■ **GIVEN DATA**:
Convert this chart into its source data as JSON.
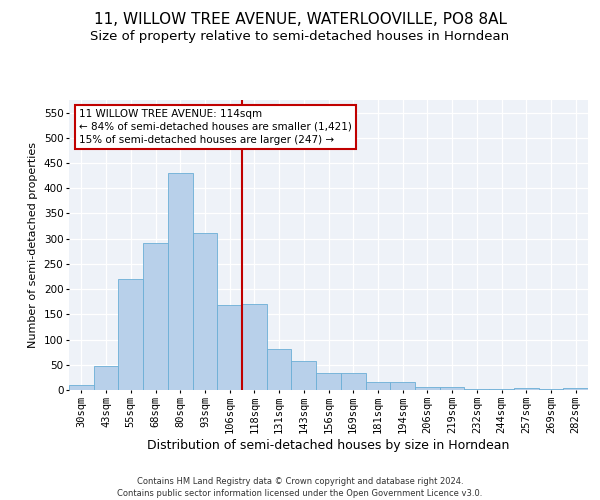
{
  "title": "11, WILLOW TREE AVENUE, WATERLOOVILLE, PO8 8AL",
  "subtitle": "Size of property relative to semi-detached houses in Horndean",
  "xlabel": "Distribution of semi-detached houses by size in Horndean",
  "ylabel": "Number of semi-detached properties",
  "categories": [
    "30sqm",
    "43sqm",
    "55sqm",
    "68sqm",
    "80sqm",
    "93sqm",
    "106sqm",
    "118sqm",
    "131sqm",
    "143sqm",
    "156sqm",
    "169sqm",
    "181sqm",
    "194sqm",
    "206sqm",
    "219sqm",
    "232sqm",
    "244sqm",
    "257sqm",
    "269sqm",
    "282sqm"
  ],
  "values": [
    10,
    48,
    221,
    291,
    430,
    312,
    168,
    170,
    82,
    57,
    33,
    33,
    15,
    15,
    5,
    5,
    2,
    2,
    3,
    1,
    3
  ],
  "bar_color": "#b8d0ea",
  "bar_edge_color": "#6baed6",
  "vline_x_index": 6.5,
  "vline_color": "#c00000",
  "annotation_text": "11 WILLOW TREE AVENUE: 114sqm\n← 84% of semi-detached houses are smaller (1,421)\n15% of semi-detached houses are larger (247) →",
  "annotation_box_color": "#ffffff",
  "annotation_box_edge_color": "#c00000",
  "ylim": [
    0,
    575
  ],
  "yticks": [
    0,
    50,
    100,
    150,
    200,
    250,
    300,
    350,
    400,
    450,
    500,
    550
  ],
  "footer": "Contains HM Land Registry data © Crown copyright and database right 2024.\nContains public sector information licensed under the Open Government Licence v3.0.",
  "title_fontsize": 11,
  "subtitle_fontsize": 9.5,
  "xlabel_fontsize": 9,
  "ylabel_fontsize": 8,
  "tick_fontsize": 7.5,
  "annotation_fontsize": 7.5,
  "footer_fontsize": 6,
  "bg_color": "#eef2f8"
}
==
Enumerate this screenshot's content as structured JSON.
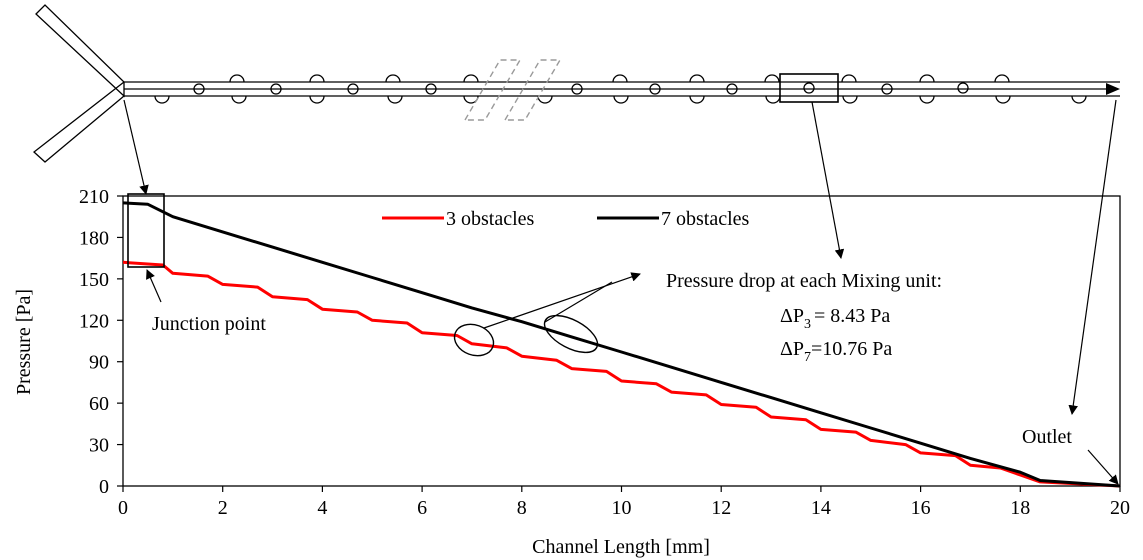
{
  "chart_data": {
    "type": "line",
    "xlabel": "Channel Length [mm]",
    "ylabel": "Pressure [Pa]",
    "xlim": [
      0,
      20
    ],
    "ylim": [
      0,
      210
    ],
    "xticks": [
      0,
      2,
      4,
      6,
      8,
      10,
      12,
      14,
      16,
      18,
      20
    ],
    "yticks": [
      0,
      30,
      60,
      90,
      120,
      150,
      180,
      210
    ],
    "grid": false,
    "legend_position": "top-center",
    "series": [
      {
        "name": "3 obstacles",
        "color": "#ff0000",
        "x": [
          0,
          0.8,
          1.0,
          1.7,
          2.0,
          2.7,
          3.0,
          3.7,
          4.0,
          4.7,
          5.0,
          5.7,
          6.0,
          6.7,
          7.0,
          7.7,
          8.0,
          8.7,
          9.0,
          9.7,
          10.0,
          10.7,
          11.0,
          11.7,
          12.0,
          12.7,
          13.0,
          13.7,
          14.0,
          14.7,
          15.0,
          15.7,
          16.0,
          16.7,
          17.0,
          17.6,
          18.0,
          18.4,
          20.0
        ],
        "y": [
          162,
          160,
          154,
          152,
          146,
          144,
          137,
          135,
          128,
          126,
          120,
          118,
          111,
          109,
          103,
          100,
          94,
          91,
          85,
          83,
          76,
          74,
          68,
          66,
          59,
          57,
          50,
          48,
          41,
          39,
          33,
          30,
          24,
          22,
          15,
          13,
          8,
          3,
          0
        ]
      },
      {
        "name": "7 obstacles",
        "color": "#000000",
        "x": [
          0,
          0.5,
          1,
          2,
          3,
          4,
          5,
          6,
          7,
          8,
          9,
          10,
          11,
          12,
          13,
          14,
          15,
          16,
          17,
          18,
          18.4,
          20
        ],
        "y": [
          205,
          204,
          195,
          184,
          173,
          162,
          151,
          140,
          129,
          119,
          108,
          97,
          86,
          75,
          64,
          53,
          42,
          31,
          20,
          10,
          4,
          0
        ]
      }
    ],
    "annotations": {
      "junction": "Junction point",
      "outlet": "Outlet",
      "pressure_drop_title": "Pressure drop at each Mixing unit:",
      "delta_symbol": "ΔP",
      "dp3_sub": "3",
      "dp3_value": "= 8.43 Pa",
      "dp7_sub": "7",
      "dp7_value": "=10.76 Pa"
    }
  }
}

■ **TASK BRIEF**:
Only lines holding the string "TREE" are wanted; gather each one from the entries above.

■ **OUTPUT OF THE TASK**:
  "title": "11, WILLOW TREE AVENUE, WATERLOOVILLE, PO8 8AL",
  "annotation_text": "11 WILLOW TREE AVENUE: 114sqm\n← 84% of semi-detached houses are smaller (1,421)\n15% of semi-detached houses are larger (247) →",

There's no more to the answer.